(AIM OF THE TASK) The records that follow are to be repeated exactly, with the pictures removed.
——
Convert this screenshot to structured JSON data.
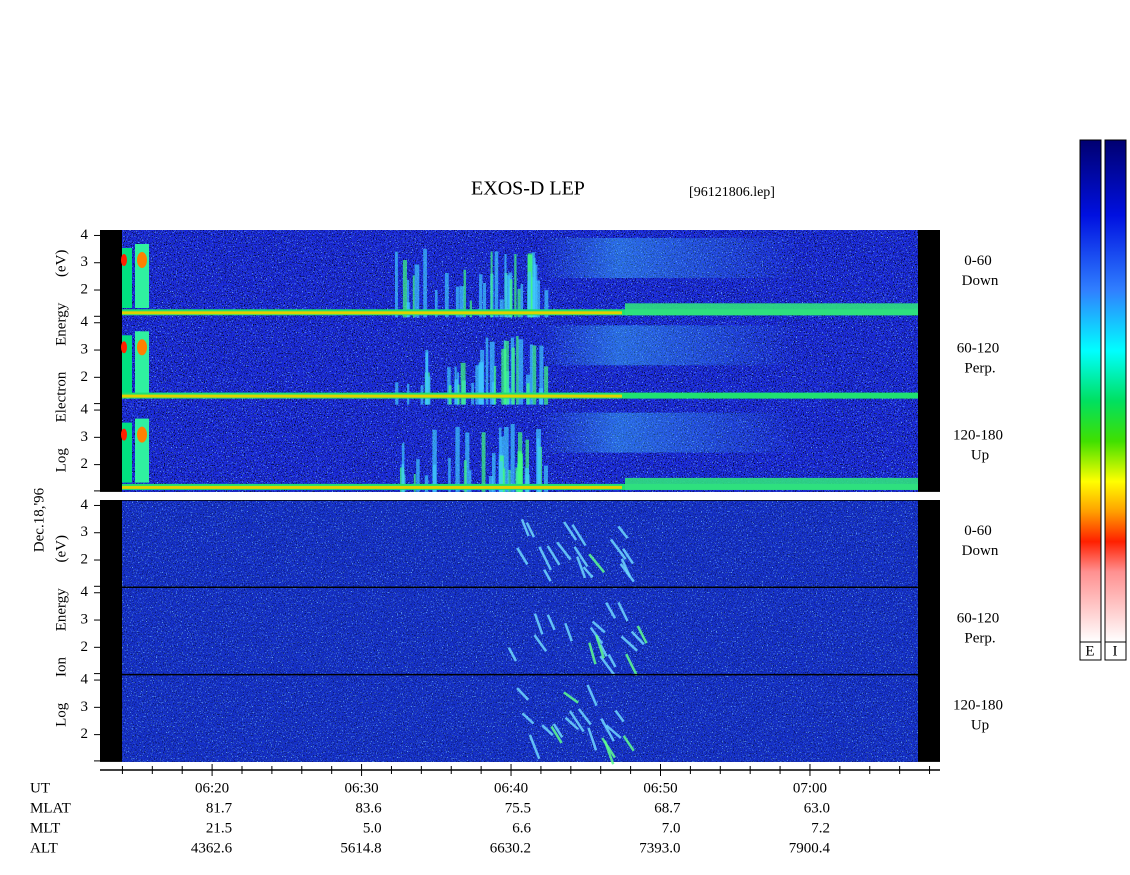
{
  "chart_data": {
    "type": "spectrogram",
    "title": "EXOS-D LEP",
    "file_label": "[96121806.lep]",
    "date_label": "Dec.18,'96",
    "ylim": [
      1,
      4.2
    ],
    "yticks": [
      4,
      3,
      2
    ],
    "xlim": [
      12.5,
      68.7
    ],
    "xticks": [
      {
        "value": 20,
        "label": "06:20"
      },
      {
        "value": 30,
        "label": "06:30"
      },
      {
        "value": 40,
        "label": "06:40"
      },
      {
        "value": 50,
        "label": "06:50"
      },
      {
        "value": 60,
        "label": "07:00"
      }
    ],
    "xminor_ticks": [
      14,
      16,
      18,
      22,
      24,
      26,
      28,
      32,
      34,
      36,
      38,
      42,
      44,
      46,
      48,
      52,
      54,
      56,
      58,
      62,
      64,
      66,
      68
    ],
    "groups": [
      {
        "y_label": "Log Electron Energy (eV)",
        "panels": [
          {
            "angle": "0-60",
            "direction": "Down"
          },
          {
            "angle": "60-120",
            "direction": "Perp."
          },
          {
            "angle": "120-180",
            "direction": "Up"
          }
        ]
      },
      {
        "y_label": "Log Ion Energy (eV)",
        "panels": [
          {
            "angle": "0-60",
            "direction": "Down"
          },
          {
            "angle": "60-120",
            "direction": "Perp."
          },
          {
            "angle": "120-180",
            "direction": "Up"
          }
        ]
      }
    ],
    "x_rows": {
      "UT": "UT",
      "rows": [
        {
          "name": "MLAT",
          "values": [
            "81.7",
            "83.6",
            "75.5",
            "68.7",
            "63.0"
          ]
        },
        {
          "name": "MLT",
          "values": [
            "21.5",
            "5.0",
            "6.6",
            "7.0",
            "7.2"
          ]
        },
        {
          "name": "ALT",
          "values": [
            "4362.6",
            "5614.8",
            "6630.2",
            "7393.0",
            "7900.4"
          ]
        }
      ]
    },
    "colorbar_labels": [
      "E",
      "I"
    ]
  }
}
——
(FULL ANSWER)
Convert this screenshot to structured JSON data.
{
  "chart_data": {
    "type": "spectrogram",
    "title": "EXOS-D LEP",
    "file_label": "[96121806.lep]",
    "date_label": "Dec.18,'96",
    "ylim": [
      1,
      4.2
    ],
    "yticks": [
      4,
      3,
      2
    ],
    "xlim": [
      12.5,
      68.7
    ],
    "xticks": [
      {
        "value": 20,
        "label": "06:20"
      },
      {
        "value": 30,
        "label": "06:30"
      },
      {
        "value": 40,
        "label": "06:40"
      },
      {
        "value": 50,
        "label": "06:50"
      },
      {
        "value": 60,
        "label": "07:00"
      }
    ],
    "xminor_ticks": [
      14,
      16,
      18,
      22,
      24,
      26,
      28,
      32,
      34,
      36,
      38,
      42,
      44,
      46,
      48,
      52,
      54,
      56,
      58,
      62,
      64,
      66,
      68
    ],
    "groups": [
      {
        "y_label": "Log Electron Energy (eV)",
        "panels": [
          {
            "angle": "0-60",
            "direction": "Down"
          },
          {
            "angle": "60-120",
            "direction": "Perp."
          },
          {
            "angle": "120-180",
            "direction": "Up"
          }
        ]
      },
      {
        "y_label": "Log Ion Energy (eV)",
        "panels": [
          {
            "angle": "0-60",
            "direction": "Down"
          },
          {
            "angle": "60-120",
            "direction": "Perp."
          },
          {
            "angle": "120-180",
            "direction": "Up"
          }
        ]
      }
    ],
    "x_rows": {
      "UT": "UT",
      "rows": [
        {
          "name": "MLAT",
          "values": [
            "81.7",
            "83.6",
            "75.5",
            "68.7",
            "63.0"
          ]
        },
        {
          "name": "MLT",
          "values": [
            "21.5",
            "5.0",
            "6.6",
            "7.0",
            "7.2"
          ]
        },
        {
          "name": "ALT",
          "values": [
            "4362.6",
            "5614.8",
            "6630.2",
            "7393.0",
            "7900.4"
          ]
        }
      ]
    },
    "colorbar_labels": [
      "E",
      "I"
    ]
  }
}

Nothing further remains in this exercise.